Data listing
○ ○ ○

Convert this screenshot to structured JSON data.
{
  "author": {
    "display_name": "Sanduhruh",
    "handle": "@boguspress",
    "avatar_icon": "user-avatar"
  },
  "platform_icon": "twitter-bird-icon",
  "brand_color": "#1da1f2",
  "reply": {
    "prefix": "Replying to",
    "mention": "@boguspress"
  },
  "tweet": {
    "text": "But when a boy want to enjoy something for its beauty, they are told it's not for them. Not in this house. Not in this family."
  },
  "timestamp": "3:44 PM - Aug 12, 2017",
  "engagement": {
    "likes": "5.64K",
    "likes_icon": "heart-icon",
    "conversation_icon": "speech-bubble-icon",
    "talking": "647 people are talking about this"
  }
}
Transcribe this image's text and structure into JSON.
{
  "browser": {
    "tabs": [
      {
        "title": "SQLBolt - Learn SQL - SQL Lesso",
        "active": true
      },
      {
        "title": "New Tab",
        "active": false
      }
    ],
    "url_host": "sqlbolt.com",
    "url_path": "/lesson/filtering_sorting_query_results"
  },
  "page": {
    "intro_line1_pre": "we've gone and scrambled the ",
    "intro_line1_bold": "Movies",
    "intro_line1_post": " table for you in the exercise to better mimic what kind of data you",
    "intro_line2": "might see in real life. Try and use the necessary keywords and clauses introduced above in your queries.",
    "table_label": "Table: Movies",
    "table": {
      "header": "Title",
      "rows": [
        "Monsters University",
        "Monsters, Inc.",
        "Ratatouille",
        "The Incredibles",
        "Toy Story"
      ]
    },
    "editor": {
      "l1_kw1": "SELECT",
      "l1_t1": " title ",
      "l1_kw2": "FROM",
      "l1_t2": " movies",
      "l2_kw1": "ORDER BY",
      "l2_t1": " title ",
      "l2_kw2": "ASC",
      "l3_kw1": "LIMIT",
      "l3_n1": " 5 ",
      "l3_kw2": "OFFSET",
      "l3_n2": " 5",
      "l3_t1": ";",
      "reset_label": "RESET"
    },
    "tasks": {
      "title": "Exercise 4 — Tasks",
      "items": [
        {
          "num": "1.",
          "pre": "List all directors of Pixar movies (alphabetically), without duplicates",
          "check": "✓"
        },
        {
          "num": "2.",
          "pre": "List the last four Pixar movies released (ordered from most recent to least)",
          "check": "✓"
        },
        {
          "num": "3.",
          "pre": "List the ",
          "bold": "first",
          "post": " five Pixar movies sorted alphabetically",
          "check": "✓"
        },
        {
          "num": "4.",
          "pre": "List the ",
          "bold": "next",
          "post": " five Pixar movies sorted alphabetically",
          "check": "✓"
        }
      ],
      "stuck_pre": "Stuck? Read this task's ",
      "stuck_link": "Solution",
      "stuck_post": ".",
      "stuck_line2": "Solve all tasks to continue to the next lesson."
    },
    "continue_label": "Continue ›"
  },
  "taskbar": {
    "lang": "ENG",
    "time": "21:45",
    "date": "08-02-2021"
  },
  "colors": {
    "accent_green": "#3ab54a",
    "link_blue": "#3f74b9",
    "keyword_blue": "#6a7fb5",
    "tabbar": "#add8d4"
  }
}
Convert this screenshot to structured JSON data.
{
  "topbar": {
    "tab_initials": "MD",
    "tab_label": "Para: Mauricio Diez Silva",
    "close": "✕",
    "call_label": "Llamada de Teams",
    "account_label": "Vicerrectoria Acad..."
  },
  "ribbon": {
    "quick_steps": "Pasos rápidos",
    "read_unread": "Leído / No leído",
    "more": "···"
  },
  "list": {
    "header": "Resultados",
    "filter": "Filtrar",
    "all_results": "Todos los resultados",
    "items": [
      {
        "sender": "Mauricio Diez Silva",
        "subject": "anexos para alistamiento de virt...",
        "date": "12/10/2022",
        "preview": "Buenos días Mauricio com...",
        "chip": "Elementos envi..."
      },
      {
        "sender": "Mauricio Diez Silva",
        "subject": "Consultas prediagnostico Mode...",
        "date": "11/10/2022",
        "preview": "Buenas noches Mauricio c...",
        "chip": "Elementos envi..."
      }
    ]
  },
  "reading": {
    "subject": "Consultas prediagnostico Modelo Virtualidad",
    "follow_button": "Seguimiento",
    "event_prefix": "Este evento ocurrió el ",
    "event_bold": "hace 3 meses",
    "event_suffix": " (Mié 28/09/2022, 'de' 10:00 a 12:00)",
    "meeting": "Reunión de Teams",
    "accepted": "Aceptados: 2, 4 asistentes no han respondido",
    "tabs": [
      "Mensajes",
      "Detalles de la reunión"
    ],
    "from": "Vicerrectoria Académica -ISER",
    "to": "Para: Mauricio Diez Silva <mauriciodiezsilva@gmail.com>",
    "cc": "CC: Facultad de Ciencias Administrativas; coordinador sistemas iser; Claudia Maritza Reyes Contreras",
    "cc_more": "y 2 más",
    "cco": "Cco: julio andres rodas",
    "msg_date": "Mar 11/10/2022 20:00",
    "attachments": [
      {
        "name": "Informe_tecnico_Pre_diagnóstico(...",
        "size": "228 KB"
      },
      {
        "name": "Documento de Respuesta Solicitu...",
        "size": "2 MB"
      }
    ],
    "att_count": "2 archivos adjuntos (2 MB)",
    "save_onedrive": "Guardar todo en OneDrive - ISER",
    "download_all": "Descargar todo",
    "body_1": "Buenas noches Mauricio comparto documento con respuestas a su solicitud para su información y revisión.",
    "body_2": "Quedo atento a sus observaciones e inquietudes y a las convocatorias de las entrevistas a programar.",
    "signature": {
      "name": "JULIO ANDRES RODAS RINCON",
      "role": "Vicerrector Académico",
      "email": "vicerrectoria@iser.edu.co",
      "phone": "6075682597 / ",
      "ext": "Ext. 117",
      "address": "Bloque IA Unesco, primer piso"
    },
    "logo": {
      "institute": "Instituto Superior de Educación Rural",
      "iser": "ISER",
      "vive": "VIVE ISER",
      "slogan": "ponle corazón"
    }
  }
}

○ ○ ○

## Directions
Count every line in the data where the string "boguspress" occurs. Give nothing except the number.

## Full answer
2